>> Start

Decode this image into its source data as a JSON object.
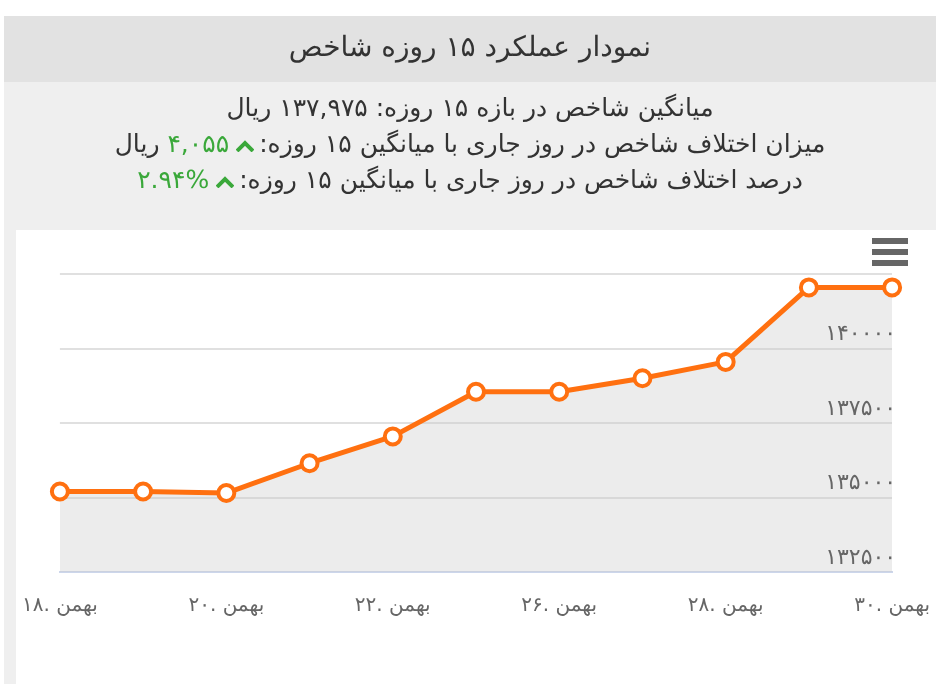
{
  "chart_data": {
    "type": "area",
    "title": "نمودار عملکرد ۱۵ روزه شاخص",
    "annotations": [
      "میانگین شاخص در بازه ۱۵ روزه: ۱۳۷,۹۷۵ ریال",
      "میزان اختلاف شاخص در روز جاری با میانگین ۱۵ روزه: ۴,۰۵۵ ریال",
      "درصد اختلاف شاخص در روز جاری با میانگین ۱۵ روزه: %۲.۹۴"
    ],
    "categories": [
      "۱۸. بهمن",
      null,
      "۲۰. بهمن",
      null,
      "۲۲. بهمن",
      null,
      "۲۶. بهمن",
      null,
      "۲۸. بهمن",
      null,
      "۳۰. بهمن"
    ],
    "series": [
      {
        "color": "#ff7010",
        "values": [
          135200,
          135200,
          135150,
          136150,
          137050,
          138550,
          138550,
          139000,
          139550,
          142050,
          142050
        ]
      }
    ],
    "ylim": [
      132500,
      142500
    ],
    "yticks": [
      {
        "value": 132500,
        "label": "۱۳۲۵۰۰"
      },
      {
        "value": 135000,
        "label": "۱۳۵۰۰۰"
      },
      {
        "value": 137500,
        "label": "۱۳۷۵۰۰"
      },
      {
        "value": 140000,
        "label": "۱۴۰۰۰۰"
      },
      {
        "value": 142500,
        "label": null
      }
    ],
    "grid": "y",
    "marker": "circle",
    "line_style": "solid",
    "legend": false
  }
}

>> End

Look for lines containing the string "ریال" and copy them all.

#### RESULT
      "میانگین شاخص در بازه ۱۵ روزه: ۱۳۷,۹۷۵ ریال",
      "میزان اختلاف شاخص در روز جاری با میانگین ۱۵ روزه: ۴,۰۵۵ ریال",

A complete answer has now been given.